YOUR INSTRUCTIONS: Copy out all lines that carry the word "надання".

GIVEN RECORDS:

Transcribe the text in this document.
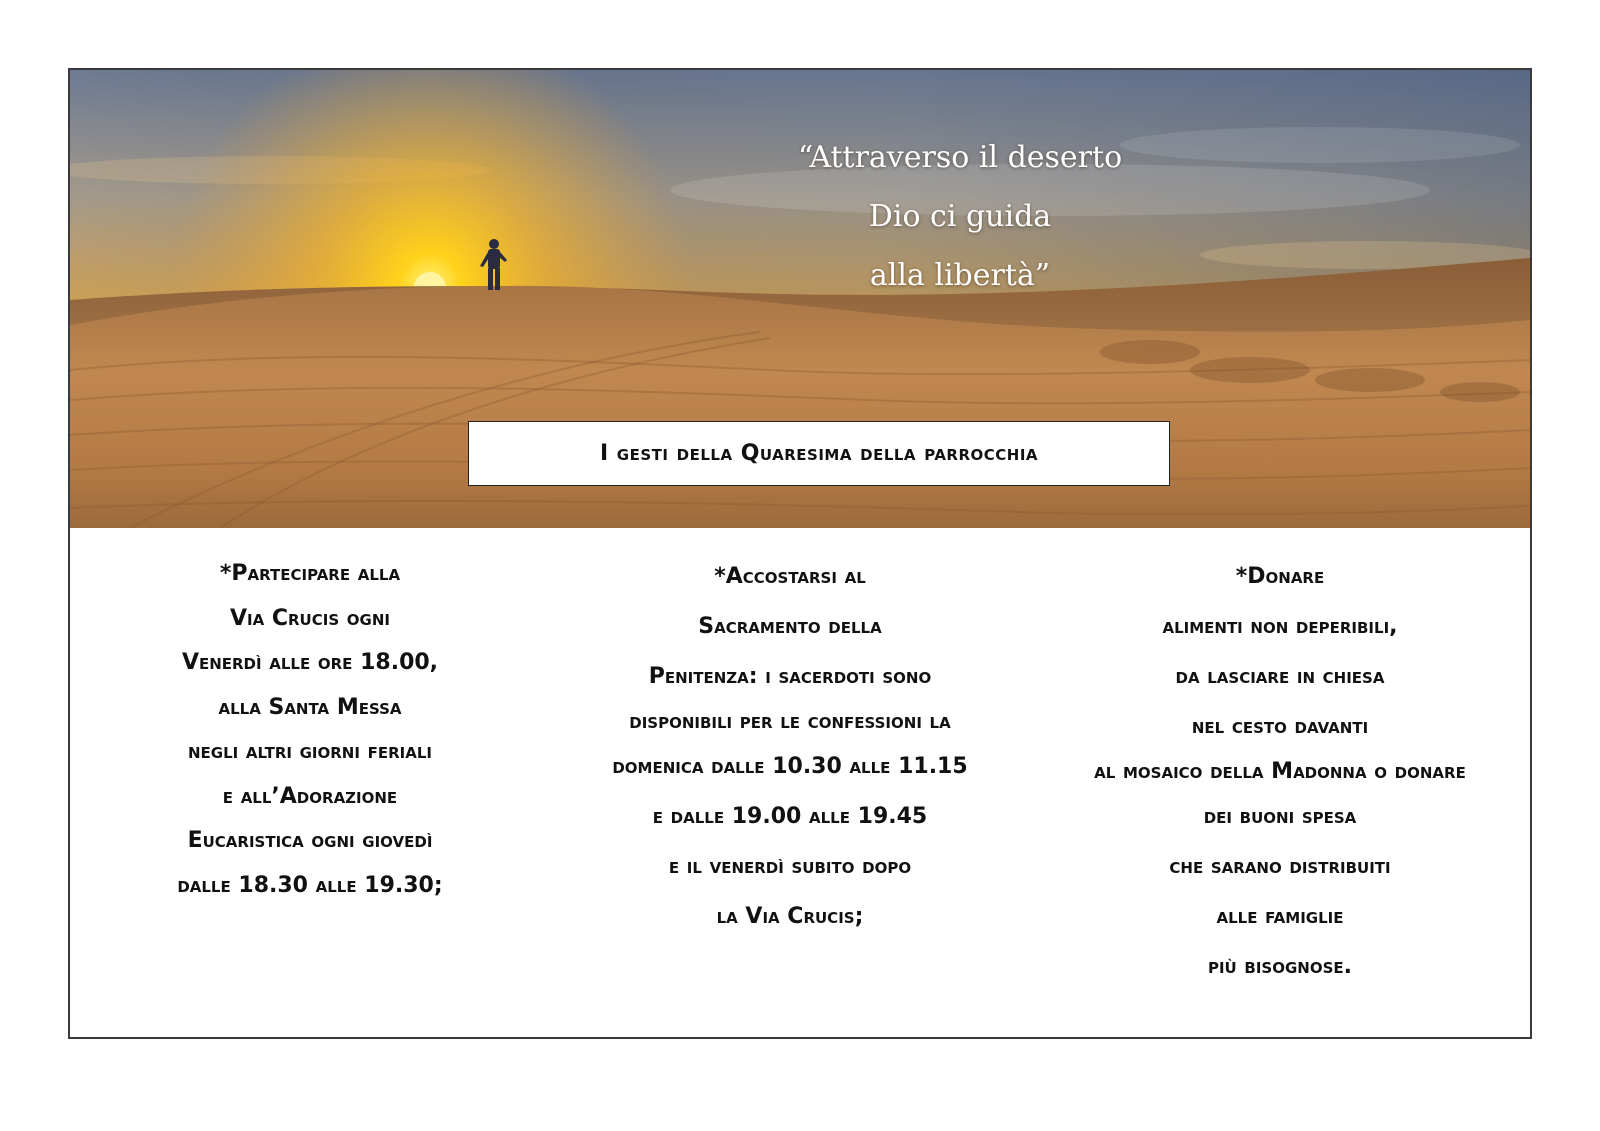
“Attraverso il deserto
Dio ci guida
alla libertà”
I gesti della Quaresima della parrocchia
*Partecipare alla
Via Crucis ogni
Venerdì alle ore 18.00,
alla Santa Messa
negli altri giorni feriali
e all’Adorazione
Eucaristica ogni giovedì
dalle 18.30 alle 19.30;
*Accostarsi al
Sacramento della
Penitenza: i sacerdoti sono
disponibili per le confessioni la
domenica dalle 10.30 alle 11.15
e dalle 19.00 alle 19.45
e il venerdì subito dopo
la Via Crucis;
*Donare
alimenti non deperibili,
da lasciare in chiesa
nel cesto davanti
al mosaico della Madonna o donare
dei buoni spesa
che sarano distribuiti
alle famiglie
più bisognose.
...
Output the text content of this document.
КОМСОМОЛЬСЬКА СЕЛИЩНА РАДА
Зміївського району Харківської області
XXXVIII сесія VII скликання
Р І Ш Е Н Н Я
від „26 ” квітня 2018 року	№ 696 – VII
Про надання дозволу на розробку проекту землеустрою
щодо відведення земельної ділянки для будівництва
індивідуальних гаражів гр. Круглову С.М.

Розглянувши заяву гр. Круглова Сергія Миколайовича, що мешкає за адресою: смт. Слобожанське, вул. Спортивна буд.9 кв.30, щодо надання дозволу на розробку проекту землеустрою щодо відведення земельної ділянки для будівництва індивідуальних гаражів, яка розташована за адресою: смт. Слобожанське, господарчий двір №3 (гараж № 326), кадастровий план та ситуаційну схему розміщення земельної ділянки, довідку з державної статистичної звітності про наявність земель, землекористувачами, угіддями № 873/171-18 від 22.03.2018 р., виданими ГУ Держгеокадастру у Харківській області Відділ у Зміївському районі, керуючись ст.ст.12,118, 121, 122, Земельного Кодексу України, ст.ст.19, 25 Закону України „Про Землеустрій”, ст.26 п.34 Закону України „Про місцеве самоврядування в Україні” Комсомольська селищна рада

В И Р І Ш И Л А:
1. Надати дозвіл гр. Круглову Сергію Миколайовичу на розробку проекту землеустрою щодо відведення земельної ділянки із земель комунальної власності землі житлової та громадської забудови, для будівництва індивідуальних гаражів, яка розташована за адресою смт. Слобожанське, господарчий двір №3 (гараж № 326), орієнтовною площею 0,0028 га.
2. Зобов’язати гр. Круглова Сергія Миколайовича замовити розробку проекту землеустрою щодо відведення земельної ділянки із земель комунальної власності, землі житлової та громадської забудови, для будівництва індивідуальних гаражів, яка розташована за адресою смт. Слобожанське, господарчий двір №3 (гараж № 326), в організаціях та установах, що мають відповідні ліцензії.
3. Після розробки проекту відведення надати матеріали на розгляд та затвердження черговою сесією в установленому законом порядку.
--
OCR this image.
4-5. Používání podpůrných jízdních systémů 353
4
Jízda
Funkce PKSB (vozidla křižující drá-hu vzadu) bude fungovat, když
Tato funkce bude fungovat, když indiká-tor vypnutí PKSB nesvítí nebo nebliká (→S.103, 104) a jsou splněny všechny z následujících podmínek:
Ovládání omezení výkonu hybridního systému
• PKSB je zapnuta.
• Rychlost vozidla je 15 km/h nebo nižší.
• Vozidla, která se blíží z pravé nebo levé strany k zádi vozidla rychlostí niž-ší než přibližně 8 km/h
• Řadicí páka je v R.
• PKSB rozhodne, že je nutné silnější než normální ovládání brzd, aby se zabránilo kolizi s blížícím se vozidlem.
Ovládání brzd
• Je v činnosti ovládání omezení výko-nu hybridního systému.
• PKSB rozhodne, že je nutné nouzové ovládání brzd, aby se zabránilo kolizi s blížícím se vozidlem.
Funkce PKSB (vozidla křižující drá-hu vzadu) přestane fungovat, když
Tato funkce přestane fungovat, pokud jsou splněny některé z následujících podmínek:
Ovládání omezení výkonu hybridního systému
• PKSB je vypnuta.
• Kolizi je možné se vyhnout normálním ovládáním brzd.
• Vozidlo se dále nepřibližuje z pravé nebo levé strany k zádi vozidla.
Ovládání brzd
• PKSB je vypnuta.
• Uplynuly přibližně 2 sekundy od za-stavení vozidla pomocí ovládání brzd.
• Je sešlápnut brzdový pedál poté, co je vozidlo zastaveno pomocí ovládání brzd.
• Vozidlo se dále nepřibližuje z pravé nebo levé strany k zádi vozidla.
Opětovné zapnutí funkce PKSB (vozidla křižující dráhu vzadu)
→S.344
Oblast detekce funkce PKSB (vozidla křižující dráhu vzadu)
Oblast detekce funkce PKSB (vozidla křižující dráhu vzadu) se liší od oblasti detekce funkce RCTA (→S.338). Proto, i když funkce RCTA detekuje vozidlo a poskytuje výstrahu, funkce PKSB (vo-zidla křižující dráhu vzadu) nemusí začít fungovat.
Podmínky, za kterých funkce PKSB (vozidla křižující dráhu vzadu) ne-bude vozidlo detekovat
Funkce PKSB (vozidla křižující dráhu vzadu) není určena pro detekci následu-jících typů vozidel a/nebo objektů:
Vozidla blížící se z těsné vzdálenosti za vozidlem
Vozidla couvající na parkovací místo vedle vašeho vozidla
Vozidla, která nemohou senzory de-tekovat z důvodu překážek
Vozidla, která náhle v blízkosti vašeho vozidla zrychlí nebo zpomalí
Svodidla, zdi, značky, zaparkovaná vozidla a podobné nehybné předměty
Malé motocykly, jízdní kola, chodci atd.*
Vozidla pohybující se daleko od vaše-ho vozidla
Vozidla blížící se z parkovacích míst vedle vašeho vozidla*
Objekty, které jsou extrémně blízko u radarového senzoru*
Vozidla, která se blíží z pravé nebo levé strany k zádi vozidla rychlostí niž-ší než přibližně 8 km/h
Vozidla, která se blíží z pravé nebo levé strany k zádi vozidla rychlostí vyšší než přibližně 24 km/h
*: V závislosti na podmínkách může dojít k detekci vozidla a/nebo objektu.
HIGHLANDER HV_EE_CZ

RESULT OF THE EXERCISE:
Про надання дозволу на розробку проекту землеустрою
Розглянувши заяву гр. Круглова Сергія Миколайовича, що мешкає за адресою: смт. Слобожанське, вул. Спортивна буд.9 кв.30, щодо надання дозволу на розробку проекту землеустрою щодо відведення земельної ділянки для будівництва індивідуальних гаражів, яка розташована за адресою: смт. Слобожанське, господарчий двір №3 (гараж № 326), кадастровий план та ситуаційну схему розміщення земельної ділянки, довідку з державної статистичної звітності про наявність земель, землекористувачами, угіддями № 873/171-18 від 22.03.2018 р., виданими ГУ Держгеокадастру у Харківській області Відділ у Зміївському районі, керуючись ст.ст.12,118, 121, 122, Земельного Кодексу України, ст.ст.19, 25 Закону України „Про Землеустрій”, ст.26 п.34 Закону України „Про місцеве самоврядування в Україні” Комсомольська селищна рада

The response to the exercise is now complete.